## What needs to be done
Show every line where "anual" occurs.

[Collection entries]
------------------------------------------------------------------------

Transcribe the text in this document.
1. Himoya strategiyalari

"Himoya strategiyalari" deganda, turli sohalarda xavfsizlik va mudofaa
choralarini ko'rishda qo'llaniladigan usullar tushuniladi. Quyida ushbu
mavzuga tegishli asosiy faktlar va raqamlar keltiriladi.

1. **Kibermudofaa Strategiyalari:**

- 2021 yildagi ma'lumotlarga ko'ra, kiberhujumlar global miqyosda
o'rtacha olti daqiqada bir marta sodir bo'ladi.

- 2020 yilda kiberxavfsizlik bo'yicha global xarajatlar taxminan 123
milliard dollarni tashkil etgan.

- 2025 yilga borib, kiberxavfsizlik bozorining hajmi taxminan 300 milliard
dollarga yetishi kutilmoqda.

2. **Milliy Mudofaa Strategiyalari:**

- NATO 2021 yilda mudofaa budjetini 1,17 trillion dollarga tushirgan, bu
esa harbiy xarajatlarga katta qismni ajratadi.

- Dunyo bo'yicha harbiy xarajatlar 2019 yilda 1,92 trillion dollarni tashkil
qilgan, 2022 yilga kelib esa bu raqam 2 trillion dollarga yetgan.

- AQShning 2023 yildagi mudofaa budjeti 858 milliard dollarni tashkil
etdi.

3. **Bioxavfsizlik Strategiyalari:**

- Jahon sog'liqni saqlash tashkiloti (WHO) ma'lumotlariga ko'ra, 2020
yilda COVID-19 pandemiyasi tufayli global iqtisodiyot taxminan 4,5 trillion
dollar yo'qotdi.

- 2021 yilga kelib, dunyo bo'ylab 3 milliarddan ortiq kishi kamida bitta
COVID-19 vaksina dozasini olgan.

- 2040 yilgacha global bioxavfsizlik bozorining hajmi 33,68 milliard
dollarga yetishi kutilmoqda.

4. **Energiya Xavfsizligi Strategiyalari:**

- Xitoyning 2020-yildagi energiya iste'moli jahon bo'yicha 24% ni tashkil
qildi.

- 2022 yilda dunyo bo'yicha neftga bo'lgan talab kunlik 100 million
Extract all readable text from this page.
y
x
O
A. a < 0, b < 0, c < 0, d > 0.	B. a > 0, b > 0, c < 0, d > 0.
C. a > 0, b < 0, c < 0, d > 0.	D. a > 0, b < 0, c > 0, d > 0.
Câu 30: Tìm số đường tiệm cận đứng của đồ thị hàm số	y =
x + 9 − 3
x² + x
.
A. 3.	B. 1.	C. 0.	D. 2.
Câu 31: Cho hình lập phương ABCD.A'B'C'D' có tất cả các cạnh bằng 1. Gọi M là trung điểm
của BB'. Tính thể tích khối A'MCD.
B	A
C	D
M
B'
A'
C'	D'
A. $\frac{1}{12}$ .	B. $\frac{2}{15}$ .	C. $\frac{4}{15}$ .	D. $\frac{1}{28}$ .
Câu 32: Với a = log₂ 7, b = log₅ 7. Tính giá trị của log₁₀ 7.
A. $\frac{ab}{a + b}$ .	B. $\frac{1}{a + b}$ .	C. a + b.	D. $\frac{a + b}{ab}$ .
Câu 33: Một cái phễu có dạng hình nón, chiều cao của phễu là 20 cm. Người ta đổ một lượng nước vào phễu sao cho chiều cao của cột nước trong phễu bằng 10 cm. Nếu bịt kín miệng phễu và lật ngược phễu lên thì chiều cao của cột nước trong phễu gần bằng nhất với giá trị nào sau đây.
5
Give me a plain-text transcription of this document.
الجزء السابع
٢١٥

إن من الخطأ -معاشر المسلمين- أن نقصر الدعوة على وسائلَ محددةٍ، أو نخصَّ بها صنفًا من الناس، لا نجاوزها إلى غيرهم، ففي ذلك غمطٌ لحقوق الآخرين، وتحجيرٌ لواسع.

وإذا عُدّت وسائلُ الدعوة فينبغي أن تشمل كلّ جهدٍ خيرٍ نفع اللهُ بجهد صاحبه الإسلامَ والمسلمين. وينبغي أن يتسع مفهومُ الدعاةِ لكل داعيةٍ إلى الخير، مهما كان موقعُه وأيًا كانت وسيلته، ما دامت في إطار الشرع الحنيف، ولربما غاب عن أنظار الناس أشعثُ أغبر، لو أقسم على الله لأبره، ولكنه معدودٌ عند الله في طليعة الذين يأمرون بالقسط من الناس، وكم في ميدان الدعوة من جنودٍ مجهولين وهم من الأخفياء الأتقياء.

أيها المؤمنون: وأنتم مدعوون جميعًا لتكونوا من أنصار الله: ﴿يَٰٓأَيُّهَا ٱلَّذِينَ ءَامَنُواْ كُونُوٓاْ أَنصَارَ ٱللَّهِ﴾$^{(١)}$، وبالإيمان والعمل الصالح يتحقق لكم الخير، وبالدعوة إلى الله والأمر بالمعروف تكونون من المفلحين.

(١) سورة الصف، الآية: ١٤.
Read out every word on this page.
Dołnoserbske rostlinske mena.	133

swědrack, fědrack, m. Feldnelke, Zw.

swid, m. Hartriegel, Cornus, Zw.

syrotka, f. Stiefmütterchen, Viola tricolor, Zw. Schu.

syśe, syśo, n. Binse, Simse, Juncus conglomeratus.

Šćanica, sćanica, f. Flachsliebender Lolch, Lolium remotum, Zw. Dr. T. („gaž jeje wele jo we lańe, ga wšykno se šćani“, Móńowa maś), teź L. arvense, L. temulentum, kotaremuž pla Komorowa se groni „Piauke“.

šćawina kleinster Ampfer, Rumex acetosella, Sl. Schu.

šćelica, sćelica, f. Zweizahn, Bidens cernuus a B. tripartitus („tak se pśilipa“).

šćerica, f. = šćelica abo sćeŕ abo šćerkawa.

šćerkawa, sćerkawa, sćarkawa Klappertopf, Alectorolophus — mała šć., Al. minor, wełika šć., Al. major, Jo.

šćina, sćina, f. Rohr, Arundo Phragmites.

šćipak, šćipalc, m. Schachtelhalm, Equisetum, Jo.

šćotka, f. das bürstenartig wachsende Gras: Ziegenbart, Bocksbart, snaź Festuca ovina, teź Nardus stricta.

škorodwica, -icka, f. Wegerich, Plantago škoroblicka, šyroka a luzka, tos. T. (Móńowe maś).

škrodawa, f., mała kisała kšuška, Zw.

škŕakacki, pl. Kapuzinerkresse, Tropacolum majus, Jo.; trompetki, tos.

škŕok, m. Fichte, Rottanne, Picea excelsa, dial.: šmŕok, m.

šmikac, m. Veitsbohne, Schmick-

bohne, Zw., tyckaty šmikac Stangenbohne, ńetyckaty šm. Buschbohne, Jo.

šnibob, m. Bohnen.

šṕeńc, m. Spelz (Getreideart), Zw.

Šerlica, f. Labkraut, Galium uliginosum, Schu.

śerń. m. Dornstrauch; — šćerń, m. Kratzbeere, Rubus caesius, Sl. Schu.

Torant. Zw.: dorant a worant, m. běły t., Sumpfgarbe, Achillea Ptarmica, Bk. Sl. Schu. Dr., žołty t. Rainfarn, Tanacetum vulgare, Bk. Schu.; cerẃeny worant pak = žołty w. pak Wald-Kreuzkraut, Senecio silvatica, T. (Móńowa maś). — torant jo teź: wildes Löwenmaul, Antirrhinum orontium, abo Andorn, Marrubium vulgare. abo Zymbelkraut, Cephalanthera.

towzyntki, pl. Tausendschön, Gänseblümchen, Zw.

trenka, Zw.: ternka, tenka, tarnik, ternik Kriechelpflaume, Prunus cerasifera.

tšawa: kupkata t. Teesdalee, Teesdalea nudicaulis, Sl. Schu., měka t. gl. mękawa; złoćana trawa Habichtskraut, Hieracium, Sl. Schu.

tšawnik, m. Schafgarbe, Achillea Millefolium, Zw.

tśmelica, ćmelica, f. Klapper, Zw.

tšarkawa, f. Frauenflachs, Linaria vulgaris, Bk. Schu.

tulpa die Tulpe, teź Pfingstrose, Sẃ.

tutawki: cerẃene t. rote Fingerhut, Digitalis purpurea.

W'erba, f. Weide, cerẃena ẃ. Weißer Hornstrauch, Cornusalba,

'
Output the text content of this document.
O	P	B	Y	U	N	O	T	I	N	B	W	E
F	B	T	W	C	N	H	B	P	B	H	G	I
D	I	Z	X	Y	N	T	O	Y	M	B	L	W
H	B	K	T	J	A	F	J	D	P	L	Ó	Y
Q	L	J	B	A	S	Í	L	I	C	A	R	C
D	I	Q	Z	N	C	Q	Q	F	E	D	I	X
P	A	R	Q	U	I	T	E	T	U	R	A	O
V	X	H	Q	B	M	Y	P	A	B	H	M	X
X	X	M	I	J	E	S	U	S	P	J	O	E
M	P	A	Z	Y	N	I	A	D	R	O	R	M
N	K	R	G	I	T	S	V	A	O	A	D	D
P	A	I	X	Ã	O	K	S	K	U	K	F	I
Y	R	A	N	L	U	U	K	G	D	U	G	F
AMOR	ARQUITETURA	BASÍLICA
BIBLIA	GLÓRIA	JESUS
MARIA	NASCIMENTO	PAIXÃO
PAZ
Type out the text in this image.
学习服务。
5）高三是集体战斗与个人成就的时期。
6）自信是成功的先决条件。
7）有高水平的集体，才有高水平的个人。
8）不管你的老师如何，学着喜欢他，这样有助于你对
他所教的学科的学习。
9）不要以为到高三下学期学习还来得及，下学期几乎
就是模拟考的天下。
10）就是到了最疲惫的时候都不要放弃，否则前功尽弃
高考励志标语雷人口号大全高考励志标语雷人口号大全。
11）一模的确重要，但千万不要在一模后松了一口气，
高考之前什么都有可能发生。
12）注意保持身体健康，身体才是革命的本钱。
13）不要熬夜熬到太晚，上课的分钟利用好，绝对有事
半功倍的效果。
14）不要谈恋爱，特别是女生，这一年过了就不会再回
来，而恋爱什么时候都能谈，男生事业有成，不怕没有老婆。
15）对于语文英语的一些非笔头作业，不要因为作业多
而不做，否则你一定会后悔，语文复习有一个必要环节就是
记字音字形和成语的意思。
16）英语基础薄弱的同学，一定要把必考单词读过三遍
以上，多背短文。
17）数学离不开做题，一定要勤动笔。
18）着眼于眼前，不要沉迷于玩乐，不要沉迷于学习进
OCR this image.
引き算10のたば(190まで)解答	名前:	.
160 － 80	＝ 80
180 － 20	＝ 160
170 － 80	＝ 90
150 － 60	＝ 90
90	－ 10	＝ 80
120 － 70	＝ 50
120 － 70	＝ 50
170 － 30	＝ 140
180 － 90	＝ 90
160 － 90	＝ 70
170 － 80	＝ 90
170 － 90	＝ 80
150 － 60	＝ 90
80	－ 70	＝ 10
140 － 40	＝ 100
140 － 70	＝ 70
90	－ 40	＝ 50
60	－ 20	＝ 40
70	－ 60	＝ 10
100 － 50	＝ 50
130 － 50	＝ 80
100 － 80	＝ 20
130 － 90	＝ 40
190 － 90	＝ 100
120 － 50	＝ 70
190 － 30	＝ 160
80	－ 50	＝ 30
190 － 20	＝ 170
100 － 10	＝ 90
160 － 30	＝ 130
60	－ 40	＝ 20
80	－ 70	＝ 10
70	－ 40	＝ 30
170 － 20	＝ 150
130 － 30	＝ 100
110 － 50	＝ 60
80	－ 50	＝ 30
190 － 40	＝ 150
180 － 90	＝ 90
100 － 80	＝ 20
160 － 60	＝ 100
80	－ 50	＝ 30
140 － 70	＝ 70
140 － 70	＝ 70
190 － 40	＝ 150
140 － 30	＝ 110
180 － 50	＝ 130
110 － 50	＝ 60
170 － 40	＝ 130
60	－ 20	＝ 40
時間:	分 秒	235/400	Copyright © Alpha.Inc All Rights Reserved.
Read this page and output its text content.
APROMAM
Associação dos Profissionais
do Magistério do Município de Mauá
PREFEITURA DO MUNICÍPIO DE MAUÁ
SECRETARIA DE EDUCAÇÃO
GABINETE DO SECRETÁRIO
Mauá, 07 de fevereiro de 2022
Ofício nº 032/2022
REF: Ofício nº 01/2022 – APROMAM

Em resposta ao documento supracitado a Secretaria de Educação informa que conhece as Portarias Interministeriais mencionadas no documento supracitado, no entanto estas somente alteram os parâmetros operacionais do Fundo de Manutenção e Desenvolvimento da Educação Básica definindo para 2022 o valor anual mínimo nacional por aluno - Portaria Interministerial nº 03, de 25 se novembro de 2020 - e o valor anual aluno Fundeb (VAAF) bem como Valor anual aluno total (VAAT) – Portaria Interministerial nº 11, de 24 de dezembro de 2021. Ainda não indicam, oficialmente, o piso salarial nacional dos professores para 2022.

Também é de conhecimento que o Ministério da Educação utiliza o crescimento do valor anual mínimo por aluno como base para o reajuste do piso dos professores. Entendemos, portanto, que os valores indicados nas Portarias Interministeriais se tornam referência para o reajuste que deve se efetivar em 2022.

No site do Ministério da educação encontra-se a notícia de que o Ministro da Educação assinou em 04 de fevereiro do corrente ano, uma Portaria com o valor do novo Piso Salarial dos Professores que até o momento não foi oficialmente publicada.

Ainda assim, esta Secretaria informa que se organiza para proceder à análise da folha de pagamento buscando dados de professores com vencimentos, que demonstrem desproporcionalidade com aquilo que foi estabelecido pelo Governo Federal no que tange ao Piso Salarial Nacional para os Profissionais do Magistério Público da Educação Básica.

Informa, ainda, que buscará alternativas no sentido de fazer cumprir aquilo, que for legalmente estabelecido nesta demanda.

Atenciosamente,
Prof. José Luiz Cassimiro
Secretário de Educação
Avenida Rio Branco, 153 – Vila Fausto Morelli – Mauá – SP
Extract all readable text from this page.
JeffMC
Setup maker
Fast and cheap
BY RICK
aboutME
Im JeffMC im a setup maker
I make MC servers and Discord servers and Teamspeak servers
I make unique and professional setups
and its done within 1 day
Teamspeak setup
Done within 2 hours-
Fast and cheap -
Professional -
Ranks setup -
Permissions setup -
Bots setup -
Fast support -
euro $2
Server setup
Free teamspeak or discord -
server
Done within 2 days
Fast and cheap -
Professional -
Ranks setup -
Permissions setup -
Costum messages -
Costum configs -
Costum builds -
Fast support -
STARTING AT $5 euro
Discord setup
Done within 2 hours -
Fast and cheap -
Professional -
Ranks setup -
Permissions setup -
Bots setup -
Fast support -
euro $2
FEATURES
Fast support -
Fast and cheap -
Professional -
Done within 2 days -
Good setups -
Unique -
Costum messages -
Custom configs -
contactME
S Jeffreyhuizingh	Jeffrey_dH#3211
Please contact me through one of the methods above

------------------------------------------------------------------------

## Task answer
Em resposta ao documento supracitado a Secretaria de Educação informa que conhece as Portarias Interministeriais mencionadas no documento supracitado, no entanto estas somente alteram os parâmetros operacionais do Fundo de Manutenção e Desenvolvimento da Educação Básica definindo para 2022 o valor anual mínimo nacional por aluno - Portaria Interministerial nº 03, de 25 se novembro de 2020 - e o valor anual aluno Fundeb (VAAF) bem como Valor anual aluno total (VAAT) – Portaria Interministerial nº 11, de 24 de dezembro de 2021. Ainda não indicam, oficialmente, o piso salarial nacional dos professores para 2022.
Também é de conhecimento que o Ministério da Educação utiliza o crescimento do valor anual mínimo por aluno como base para o reajuste do piso dos professores. Entendemos, portanto, que os valores indicados nas Portarias Interministeriais se tornam referência para o reajuste que deve se efetivar em 2022.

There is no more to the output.